Dataset entries on figures:
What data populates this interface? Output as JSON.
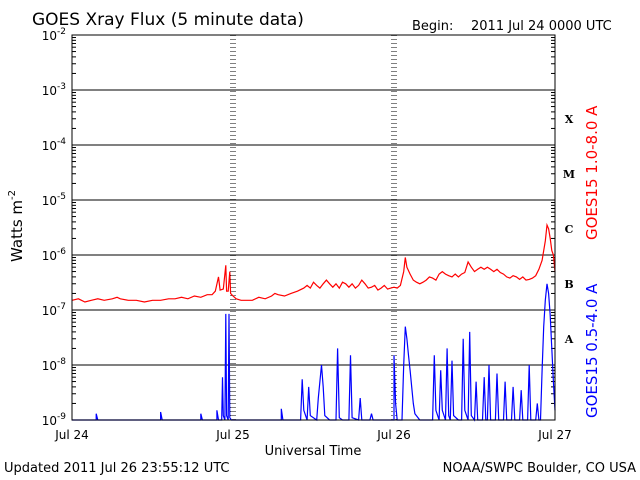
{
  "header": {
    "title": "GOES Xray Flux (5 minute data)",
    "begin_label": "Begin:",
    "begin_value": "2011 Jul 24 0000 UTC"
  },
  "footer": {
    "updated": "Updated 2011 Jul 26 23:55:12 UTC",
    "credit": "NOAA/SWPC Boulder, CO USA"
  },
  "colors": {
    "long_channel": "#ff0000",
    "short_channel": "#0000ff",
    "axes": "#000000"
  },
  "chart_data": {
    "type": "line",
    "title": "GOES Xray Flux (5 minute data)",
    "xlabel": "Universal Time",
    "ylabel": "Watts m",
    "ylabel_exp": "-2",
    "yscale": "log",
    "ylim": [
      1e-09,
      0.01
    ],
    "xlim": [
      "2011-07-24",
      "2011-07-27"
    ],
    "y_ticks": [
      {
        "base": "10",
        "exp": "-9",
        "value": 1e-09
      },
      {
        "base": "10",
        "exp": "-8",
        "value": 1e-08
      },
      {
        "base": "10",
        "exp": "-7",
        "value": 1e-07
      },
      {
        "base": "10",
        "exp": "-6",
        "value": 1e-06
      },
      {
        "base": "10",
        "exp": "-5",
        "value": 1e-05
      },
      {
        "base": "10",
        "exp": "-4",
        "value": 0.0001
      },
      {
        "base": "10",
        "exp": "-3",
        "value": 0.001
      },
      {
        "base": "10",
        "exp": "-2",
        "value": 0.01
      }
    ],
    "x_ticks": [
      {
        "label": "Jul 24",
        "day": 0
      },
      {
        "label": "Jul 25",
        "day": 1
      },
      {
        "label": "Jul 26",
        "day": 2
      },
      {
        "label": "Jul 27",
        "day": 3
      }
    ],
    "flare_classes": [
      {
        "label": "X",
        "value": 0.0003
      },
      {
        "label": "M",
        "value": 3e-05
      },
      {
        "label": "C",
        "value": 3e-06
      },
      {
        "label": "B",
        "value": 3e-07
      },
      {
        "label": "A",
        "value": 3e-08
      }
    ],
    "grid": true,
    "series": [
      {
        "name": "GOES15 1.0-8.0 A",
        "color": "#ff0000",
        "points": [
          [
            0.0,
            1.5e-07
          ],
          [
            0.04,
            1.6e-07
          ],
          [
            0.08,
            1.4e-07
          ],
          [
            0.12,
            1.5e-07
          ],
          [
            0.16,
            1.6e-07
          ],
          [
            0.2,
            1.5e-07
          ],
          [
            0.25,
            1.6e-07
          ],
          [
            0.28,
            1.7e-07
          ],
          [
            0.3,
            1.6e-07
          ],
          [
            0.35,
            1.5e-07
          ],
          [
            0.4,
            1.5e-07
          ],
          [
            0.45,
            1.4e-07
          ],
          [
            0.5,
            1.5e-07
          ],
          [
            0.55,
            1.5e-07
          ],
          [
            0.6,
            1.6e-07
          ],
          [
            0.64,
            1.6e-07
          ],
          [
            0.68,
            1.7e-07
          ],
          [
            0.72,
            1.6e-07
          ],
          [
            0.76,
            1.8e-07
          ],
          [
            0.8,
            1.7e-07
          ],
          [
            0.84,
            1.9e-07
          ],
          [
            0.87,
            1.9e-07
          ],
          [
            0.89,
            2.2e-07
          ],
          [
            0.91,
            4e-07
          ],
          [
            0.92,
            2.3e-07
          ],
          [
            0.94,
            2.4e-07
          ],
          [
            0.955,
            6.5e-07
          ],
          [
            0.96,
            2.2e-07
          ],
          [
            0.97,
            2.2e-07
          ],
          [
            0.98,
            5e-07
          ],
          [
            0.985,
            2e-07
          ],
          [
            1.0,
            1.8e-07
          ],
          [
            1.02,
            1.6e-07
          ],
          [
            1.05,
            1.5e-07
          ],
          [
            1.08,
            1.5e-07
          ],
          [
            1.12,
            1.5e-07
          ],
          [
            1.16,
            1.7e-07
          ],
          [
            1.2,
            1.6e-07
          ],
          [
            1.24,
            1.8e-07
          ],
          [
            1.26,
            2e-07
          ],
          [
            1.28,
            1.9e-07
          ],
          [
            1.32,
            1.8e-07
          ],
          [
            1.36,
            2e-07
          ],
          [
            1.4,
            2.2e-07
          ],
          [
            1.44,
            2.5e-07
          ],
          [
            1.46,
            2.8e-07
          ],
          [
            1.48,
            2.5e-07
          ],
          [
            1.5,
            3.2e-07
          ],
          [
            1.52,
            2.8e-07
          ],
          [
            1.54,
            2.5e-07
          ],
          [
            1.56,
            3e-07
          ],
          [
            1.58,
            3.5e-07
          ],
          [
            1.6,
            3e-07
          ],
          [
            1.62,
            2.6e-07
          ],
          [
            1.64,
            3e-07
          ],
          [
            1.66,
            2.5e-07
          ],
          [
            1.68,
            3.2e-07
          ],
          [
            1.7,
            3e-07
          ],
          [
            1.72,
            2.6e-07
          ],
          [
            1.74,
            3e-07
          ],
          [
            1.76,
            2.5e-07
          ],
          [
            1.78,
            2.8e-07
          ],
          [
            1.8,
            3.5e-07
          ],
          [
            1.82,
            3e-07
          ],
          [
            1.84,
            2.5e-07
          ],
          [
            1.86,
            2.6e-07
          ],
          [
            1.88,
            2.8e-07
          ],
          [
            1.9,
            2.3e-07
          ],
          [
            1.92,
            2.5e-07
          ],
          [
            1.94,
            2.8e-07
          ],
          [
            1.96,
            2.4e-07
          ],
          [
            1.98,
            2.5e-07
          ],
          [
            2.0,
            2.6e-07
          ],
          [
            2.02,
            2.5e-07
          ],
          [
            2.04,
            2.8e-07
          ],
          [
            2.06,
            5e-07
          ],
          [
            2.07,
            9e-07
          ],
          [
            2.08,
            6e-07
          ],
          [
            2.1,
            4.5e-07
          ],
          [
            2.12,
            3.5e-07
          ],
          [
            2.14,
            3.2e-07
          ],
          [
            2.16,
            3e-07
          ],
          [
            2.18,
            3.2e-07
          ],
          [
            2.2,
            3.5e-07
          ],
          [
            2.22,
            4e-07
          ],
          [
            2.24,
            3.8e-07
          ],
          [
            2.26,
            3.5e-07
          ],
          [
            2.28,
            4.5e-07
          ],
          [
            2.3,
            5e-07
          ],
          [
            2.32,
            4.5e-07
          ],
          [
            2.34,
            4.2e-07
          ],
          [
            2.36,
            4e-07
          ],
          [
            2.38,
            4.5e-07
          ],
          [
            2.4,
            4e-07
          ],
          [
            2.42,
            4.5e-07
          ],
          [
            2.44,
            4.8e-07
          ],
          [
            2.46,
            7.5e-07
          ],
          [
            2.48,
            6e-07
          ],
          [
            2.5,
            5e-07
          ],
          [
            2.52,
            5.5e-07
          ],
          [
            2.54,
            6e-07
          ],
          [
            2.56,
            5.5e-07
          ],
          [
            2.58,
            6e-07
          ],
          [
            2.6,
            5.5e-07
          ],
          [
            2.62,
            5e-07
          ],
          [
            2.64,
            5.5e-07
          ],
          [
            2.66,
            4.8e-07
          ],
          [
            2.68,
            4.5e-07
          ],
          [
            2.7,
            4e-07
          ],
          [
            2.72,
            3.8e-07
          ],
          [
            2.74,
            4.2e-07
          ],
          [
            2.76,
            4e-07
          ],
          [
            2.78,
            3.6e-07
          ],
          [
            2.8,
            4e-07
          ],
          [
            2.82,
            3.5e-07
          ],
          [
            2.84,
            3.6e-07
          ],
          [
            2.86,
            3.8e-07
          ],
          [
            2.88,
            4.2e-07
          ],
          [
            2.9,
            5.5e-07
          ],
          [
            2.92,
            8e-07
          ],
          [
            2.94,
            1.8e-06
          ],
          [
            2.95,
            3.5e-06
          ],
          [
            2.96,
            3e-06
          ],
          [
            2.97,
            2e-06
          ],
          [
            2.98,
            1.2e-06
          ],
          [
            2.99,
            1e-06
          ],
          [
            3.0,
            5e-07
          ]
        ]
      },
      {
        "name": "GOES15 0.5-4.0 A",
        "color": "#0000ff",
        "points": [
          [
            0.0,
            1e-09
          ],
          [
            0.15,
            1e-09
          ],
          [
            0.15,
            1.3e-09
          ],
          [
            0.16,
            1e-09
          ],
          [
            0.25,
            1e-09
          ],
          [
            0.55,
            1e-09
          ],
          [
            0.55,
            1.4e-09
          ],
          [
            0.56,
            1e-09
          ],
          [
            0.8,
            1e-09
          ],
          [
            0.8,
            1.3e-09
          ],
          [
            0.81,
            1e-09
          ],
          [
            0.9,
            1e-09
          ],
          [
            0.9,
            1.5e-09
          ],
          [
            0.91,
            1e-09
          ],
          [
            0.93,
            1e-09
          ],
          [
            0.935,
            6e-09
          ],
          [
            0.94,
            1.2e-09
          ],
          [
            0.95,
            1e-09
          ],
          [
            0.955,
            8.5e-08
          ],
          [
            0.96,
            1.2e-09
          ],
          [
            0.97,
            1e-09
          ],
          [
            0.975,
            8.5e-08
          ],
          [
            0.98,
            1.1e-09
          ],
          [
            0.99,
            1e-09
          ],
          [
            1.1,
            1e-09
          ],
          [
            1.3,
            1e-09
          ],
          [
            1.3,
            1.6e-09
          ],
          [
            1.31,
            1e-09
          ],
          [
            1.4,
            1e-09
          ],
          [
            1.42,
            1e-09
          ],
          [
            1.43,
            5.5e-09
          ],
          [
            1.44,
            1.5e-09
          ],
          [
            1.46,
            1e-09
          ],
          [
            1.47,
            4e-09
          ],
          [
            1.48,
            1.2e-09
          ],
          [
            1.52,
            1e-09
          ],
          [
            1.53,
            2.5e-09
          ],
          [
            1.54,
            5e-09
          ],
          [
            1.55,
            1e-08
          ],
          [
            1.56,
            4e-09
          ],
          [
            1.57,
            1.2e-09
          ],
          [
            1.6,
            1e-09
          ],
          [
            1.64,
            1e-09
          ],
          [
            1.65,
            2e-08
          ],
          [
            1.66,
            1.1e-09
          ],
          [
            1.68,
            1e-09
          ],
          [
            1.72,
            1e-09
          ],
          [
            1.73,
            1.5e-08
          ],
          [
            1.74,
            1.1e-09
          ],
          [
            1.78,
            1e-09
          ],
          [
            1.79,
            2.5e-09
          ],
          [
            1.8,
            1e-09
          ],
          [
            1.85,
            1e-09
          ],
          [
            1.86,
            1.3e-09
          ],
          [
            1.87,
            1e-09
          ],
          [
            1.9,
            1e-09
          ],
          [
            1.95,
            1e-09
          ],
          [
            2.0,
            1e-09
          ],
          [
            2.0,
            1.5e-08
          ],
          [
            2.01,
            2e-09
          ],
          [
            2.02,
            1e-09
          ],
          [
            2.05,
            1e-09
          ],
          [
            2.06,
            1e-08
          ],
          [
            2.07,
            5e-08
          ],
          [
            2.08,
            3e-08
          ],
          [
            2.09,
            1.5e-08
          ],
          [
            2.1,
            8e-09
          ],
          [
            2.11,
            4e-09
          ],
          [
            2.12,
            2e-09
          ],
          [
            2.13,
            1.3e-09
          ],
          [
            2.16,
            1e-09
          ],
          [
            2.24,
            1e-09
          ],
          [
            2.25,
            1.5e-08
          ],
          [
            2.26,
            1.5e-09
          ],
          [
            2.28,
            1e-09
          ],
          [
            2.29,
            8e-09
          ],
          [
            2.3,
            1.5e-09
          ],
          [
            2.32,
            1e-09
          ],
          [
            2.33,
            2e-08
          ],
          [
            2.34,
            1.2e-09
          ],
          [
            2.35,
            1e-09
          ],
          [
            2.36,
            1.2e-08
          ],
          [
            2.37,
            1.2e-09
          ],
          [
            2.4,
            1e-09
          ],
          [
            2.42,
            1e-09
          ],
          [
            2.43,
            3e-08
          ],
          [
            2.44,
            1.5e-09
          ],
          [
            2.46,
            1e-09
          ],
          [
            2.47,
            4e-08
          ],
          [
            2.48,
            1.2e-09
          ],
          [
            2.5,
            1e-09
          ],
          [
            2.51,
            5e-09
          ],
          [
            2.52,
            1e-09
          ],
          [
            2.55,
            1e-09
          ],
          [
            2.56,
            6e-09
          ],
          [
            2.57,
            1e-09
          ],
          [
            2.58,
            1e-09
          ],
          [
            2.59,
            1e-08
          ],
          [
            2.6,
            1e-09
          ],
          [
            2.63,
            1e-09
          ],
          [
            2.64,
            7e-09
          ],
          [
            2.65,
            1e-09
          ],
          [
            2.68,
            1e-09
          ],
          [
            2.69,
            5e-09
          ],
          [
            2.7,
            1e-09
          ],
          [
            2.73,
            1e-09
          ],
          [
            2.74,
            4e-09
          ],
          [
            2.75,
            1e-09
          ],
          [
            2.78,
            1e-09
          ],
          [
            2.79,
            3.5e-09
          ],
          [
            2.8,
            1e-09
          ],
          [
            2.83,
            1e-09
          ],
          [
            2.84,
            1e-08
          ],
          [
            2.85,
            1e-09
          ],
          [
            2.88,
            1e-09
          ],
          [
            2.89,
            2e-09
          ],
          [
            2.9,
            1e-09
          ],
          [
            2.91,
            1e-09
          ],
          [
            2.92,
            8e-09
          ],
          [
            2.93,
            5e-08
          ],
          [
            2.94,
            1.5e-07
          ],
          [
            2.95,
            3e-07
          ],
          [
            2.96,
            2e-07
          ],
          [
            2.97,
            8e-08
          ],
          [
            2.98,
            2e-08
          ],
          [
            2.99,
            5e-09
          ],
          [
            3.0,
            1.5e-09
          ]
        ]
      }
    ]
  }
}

--

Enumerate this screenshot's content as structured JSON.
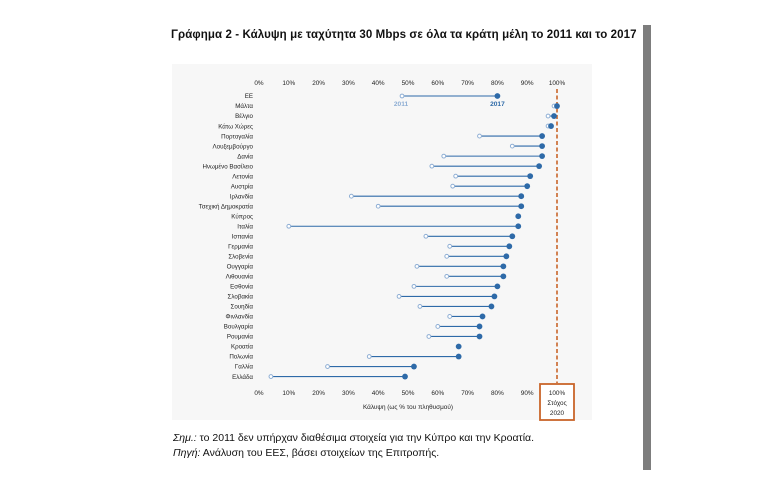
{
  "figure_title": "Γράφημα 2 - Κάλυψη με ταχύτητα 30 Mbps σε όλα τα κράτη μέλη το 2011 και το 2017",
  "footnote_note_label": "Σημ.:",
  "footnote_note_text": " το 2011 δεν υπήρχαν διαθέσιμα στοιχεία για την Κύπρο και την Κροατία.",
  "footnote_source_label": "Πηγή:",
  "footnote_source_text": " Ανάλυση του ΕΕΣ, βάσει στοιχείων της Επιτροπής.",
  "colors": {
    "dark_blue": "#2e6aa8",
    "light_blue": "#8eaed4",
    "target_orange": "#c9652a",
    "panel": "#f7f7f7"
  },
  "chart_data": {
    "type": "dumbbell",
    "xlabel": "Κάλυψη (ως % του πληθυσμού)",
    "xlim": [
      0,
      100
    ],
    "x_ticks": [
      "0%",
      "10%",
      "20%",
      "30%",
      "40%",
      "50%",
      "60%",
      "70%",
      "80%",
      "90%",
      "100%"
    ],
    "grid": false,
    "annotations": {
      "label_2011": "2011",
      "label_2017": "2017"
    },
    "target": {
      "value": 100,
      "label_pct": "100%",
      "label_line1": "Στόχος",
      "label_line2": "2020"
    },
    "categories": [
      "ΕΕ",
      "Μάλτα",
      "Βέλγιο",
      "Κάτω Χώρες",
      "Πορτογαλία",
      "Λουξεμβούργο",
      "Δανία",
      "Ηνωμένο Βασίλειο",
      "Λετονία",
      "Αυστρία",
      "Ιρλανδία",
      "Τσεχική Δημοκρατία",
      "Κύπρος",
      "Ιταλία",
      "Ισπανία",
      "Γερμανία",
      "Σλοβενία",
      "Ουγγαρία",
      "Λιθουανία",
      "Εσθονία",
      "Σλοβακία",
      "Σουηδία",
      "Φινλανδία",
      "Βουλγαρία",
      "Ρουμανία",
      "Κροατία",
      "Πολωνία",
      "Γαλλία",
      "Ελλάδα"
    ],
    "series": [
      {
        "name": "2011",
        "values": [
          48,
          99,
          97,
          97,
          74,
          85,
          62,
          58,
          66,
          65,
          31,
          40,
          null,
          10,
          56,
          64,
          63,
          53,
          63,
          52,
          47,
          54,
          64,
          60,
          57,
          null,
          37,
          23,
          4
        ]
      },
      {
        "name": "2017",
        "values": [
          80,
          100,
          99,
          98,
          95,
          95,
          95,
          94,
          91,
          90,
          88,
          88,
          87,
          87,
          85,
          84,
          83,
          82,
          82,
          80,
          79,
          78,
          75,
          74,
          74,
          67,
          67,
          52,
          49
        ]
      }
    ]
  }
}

Requirements: Look through the data above. Find each line with the string "name" and copy it.

Task result:
        "name": "GOES15 1.0-8.0 A",
        "name": "GOES15 0.5-4.0 A",
        "name": "2011",
        "name": "2017",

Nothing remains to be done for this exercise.